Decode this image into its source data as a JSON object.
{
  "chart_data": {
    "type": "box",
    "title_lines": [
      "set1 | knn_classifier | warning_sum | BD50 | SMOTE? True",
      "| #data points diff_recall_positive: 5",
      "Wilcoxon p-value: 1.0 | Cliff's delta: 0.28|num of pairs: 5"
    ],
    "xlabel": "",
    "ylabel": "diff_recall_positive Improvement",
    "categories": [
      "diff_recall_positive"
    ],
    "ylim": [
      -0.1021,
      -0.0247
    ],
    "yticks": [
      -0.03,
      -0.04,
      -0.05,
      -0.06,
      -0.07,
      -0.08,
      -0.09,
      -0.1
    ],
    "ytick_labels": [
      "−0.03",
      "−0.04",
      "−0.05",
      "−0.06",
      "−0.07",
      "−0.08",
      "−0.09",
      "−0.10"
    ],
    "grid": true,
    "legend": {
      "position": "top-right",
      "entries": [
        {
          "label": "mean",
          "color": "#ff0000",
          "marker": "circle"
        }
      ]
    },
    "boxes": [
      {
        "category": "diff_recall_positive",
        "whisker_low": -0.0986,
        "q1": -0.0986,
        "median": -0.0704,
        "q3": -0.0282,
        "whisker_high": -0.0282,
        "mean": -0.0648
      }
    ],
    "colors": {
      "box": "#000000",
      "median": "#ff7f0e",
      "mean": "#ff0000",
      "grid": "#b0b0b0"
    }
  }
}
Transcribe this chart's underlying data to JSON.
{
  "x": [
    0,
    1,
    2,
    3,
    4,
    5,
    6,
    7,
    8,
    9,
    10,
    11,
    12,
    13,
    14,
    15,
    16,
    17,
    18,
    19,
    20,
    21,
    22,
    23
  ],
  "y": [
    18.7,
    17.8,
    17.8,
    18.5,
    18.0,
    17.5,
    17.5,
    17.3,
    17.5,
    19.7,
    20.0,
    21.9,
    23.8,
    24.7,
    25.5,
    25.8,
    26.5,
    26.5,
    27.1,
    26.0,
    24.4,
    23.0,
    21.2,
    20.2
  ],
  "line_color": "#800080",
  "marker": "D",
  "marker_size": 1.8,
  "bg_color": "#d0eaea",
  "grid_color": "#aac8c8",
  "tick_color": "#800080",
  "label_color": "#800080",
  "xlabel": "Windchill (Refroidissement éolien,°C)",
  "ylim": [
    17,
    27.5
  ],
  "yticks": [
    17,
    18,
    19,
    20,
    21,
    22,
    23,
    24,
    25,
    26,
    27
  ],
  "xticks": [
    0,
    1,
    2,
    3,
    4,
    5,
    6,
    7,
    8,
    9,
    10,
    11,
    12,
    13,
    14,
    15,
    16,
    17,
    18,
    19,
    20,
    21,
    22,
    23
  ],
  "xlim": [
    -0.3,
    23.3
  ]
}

____________________

Given task: Repeat each record in full; every line must match exactly.

The result:
Decode this image into its source data as a JSON object.
{
  "chart_data": {
    "type": "box",
    "title_lines": [
      "set1 | knn_classifier | warning_sum | BD50 | SMOTE? True",
      "| #data points diff_recall_positive: 5",
      "Wilcoxon p-value: 1.0 | Cliff's delta: 0.28|num of pairs: 5"
    ],
    "xlabel": "",
    "ylabel": "diff_recall_positive Improvement",
    "categories": [
      "diff_recall_positive"
    ],
    "ylim": [
      -0.1021,
      -0.0247
    ],
    "yticks": [
      -0.03,
      -0.04,
      -0.05,
      -0.06,
      -0.07,
      -0.08,
      -0.09,
      -0.1
    ],
    "ytick_labels": [
      "−0.03",
      "−0.04",
      "−0.05",
      "−0.06",
      "−0.07",
      "−0.08",
      "−0.09",
      "−0.10"
    ],
    "grid": true,
    "legend": {
      "position": "top-right",
      "entries": [
        {
          "label": "mean",
          "color": "#ff0000",
          "marker": "circle"
        }
      ]
    },
    "boxes": [
      {
        "category": "diff_recall_positive",
        "whisker_low": -0.0986,
        "q1": -0.0986,
        "median": -0.0704,
        "q3": -0.0282,
        "whisker_high": -0.0282,
        "mean": -0.0648
      }
    ],
    "colors": {
      "box": "#000000",
      "median": "#ff7f0e",
      "mean": "#ff0000",
      "grid": "#b0b0b0"
    }
  }
}
Transcribe this chart's underlying data to JSON.
{
  "x": [
    0,
    1,
    2,
    3,
    4,
    5,
    6,
    7,
    8,
    9,
    10,
    11,
    12,
    13,
    14,
    15,
    16,
    17,
    18,
    19,
    20,
    21,
    22,
    23
  ],
  "y": [
    18.7,
    17.8,
    17.8,
    18.5,
    18.0,
    17.5,
    17.5,
    17.3,
    17.5,
    19.7,
    20.0,
    21.9,
    23.8,
    24.7,
    25.5,
    25.8,
    26.5,
    26.5,
    27.1,
    26.0,
    24.4,
    23.0,
    21.2,
    20.2
  ],
  "line_color": "#800080",
  "marker": "D",
  "marker_size": 1.8,
  "bg_color": "#d0eaea",
  "grid_color": "#aac8c8",
  "tick_color": "#800080",
  "label_color": "#800080",
  "xlabel": "Windchill (Refroidissement éolien,°C)",
  "ylim": [
    17,
    27.5
  ],
  "yticks": [
    17,
    18,
    19,
    20,
    21,
    22,
    23,
    24,
    25,
    26,
    27
  ],
  "xticks": [
    0,
    1,
    2,
    3,
    4,
    5,
    6,
    7,
    8,
    9,
    10,
    11,
    12,
    13,
    14,
    15,
    16,
    17,
    18,
    19,
    20,
    21,
    22,
    23
  ],
  "xlim": [
    -0.3,
    23.3
  ]
}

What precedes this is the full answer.